Sir Henry Poole (1564 – 3 November 1632) was an English landowner and politician who sat in the House of Commons at various times between 1597 and 1626.

Poole was the eldest son of Edward Poole of Cirencester, Gloucestershire and Oaksey, Wiltshire. He succeeded to the estates on the death of his father in 1577.  In 1580, he attended Trinity College, Oxford. He was a J.P. for Wiltshire from about 1590 but fell into dispute with fellow JP Henry Knyvet over the ownership of the manor of Kemble, a quarrel which lasted several years. 
 
In 1597, Poole was elected Member of Parliament for Cirencester. He was knighted in 1603. In 1604 he was elected MP for Cricklade. He was elected MP for Wiltshire in 1614 and was High Sheriff of Wiltshire from 1619 to 1620. In 1621 he was elected MP for Malmesbury. He was elected MP for Oxfordshire in 1624, becoming one of the few MPs to serve as Knight of the Shire for more than one county. In 1626 he was elected MP for Wiltshire again.

## [SOURCE RECORDS]
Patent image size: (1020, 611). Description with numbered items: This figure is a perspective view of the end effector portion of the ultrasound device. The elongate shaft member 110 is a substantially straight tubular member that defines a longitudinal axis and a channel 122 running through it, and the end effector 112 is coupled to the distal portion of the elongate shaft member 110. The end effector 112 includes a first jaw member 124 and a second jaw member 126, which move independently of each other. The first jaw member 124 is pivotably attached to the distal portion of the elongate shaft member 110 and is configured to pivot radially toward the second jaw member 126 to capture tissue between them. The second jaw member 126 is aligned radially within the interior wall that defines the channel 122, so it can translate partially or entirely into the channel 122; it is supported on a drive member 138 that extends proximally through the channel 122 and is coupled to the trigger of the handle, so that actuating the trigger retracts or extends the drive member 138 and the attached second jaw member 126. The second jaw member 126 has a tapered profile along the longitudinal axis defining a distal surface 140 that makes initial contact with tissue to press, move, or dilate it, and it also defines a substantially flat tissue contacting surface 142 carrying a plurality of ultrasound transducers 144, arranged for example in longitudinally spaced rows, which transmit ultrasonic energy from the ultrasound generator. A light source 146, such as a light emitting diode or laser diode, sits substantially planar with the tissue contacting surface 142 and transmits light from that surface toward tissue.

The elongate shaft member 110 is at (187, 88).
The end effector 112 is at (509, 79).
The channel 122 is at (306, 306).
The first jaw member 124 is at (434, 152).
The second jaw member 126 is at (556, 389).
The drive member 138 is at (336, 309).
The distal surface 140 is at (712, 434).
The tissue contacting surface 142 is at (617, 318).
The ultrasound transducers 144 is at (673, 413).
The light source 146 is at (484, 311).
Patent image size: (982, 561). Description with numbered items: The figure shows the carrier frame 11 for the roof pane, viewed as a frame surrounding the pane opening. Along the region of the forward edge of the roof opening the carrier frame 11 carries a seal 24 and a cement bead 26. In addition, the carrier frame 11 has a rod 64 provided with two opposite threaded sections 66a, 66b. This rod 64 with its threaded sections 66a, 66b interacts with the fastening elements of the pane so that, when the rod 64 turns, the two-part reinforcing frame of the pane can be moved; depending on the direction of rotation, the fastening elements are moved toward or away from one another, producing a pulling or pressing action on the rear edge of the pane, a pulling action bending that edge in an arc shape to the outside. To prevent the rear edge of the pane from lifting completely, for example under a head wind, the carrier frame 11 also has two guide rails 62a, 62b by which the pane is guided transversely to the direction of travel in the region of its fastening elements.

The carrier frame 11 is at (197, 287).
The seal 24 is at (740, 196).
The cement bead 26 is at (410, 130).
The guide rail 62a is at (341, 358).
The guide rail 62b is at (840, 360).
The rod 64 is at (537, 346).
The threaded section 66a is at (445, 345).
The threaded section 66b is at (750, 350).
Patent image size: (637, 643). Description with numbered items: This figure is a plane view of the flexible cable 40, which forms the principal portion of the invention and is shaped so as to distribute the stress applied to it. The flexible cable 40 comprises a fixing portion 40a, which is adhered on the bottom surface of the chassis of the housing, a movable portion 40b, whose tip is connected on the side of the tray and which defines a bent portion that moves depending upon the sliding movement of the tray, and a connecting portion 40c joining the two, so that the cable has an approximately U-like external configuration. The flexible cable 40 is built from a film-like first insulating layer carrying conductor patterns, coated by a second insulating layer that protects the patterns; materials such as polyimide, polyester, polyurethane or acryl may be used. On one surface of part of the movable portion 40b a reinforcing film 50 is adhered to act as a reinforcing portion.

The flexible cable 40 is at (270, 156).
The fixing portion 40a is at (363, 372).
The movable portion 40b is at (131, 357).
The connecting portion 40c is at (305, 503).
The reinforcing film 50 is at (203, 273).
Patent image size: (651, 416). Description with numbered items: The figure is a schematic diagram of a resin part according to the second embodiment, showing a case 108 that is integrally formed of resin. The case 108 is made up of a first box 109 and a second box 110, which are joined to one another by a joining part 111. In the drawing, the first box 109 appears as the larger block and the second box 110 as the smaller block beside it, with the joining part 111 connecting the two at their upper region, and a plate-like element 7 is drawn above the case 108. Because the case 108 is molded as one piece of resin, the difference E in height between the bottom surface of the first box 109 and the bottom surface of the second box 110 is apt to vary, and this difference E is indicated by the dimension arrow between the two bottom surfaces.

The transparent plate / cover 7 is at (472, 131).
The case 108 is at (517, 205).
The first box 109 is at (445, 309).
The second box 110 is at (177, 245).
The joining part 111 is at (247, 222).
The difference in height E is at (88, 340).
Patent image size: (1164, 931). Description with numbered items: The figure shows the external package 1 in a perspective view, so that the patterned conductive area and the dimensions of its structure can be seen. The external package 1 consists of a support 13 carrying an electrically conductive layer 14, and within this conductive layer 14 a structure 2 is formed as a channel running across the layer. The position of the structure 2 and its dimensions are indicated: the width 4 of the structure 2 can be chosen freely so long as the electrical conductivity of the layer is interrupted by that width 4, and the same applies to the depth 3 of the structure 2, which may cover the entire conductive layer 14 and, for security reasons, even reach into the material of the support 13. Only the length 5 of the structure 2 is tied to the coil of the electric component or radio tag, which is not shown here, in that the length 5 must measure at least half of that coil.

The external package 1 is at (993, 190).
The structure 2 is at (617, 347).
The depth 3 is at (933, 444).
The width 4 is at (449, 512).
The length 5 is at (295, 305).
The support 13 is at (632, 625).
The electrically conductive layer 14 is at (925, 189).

## [SET EXERCISE 1]
Please quote the Sir Henry Poole biography from "Poole was the" to "lasted several years.".
## [SET EXERCISE 2]
Show each line of the entries that contains the word "package". Match case exactly.

## [EXPECTED OUTPUT 1]
Poole was the eldest son of Edward Poole of Cirencester, Gloucestershire and Oaksey, Wiltshire. He succeeded to the estates on the death of his father in 1577.  In 1580, he attended Trinity College, Oxford. He was a J.P. for Wiltshire from about 1590 but fell into dispute with fellow JP Henry Knyvet over the ownership of the manor of Kemble, a quarrel which lasted several years.

## [EXPECTED OUTPUT 2]
Patent image size: (1164, 931). Description with numbered items: The figure shows the external package 1 in a perspective view, so that the patterned conductive area and the dimensions of its structure can be seen. The external package 1 consists of a support 13 carrying an electrically conductive layer 14, and within this conductive layer 14 a structure 2 is formed as a channel running across the layer. The position of the structure 2 and its dimensions are indicated: the width 4 of the structure 2 can be chosen freely so long as the electrical conductivity of the layer is interrupted by that width 4, and the same applies to the depth 3 of the structure 2, which may cover the entire conductive layer 14 and, for security reasons, even reach into the material of the support 13. Only the length 5 of the structure 2 is tied to the coil of the electric component or radio tag, which is not shown here, in that the length 5 must measure at least half of that coil.
The external package 1 is at (993, 190).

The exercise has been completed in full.